→ **Aim of the exercise**: Track down each line that has the word "both" and copy it.

(Recorded data)
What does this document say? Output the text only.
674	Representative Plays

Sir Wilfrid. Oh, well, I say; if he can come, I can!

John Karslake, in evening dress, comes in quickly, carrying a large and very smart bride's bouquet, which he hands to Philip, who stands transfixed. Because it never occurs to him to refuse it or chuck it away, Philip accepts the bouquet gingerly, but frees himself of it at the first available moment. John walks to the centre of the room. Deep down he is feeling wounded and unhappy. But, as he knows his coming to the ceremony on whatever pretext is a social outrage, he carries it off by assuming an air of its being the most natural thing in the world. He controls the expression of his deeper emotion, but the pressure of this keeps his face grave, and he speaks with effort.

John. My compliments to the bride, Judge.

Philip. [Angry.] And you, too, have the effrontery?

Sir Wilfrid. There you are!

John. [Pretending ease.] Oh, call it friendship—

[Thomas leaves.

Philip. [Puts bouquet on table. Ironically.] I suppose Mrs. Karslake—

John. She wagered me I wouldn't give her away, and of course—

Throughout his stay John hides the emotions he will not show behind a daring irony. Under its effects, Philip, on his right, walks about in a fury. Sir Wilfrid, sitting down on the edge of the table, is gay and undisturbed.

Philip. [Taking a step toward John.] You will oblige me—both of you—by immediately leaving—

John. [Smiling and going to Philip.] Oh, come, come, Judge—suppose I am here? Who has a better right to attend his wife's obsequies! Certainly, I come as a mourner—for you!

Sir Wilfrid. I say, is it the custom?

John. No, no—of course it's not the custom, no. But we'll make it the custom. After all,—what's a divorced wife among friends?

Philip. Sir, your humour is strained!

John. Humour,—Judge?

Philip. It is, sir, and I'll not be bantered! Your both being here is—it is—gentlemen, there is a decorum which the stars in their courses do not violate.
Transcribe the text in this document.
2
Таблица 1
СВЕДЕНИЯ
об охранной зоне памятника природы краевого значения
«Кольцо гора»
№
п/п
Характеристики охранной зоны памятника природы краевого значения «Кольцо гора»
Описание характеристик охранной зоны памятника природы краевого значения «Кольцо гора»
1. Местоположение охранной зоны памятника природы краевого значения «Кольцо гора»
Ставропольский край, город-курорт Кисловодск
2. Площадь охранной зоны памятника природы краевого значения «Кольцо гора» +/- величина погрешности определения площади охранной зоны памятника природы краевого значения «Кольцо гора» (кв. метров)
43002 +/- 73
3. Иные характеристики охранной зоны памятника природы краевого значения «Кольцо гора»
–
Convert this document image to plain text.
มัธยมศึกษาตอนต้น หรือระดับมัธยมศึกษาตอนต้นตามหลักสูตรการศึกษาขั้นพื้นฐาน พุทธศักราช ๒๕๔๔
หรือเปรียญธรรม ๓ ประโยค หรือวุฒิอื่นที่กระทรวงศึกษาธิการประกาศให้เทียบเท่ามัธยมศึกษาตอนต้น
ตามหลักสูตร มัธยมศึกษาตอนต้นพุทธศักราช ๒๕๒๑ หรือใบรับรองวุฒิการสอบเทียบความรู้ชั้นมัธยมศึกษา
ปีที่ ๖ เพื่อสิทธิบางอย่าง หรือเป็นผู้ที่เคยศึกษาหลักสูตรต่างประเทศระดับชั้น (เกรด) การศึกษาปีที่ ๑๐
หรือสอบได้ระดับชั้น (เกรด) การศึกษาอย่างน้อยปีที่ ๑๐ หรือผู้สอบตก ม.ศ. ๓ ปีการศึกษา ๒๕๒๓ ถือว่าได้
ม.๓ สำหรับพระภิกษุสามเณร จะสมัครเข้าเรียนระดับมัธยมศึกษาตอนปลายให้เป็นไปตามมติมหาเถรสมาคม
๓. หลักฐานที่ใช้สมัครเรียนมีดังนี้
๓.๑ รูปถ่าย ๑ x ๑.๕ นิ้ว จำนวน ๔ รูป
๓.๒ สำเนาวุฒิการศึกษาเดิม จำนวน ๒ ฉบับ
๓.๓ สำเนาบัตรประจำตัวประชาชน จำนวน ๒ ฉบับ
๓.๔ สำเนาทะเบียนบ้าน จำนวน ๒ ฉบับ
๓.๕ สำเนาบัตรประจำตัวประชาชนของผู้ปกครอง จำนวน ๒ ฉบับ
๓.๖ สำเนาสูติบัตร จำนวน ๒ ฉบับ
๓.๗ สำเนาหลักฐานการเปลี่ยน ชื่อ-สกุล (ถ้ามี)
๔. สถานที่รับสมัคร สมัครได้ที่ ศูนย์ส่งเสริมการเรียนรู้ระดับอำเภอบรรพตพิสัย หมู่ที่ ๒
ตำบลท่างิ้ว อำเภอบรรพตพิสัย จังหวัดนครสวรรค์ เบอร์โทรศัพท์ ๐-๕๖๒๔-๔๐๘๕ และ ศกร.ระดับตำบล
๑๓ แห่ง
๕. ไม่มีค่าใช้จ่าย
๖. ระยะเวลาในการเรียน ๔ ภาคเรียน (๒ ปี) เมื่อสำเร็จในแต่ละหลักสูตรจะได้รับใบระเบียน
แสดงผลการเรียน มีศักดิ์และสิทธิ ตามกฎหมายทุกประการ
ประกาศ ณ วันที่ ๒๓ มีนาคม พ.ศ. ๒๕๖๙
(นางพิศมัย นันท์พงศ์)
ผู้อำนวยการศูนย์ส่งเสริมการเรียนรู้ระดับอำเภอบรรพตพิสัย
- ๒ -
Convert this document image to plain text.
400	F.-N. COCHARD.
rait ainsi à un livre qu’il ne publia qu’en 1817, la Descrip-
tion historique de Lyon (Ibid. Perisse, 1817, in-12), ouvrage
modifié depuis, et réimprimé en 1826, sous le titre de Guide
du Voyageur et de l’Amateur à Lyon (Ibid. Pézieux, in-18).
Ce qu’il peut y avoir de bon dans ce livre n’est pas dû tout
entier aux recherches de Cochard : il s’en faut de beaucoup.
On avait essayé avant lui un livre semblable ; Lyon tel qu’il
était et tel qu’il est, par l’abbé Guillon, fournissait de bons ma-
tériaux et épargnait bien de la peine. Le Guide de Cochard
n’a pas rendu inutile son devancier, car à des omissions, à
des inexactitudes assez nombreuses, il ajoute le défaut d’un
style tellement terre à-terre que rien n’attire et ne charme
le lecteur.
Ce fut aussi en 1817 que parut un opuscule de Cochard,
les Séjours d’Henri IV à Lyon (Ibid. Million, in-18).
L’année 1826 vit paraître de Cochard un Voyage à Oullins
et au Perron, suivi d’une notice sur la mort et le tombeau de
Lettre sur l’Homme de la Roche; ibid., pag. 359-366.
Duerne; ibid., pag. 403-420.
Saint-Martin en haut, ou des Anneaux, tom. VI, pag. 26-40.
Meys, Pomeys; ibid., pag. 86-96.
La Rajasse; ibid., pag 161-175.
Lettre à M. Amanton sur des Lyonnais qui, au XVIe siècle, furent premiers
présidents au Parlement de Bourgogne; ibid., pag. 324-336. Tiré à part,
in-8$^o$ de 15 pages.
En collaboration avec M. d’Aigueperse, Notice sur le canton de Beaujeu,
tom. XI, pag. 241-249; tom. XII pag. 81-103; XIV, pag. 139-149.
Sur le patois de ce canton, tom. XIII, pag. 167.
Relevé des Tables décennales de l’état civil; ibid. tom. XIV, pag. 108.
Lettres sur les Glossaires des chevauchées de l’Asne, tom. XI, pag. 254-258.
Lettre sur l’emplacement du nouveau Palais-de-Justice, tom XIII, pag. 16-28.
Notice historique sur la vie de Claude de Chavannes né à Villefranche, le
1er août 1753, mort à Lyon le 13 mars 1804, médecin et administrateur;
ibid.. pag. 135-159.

→ **Full answer**:
Philip. [Taking a step toward John.] You will oblige me—both of you—by immediately leaving—
Philip. It is, sir, and I'll not be bantered! Your both being here is—it is—gentlemen, there is a decorum which the stars in their courses do not violate.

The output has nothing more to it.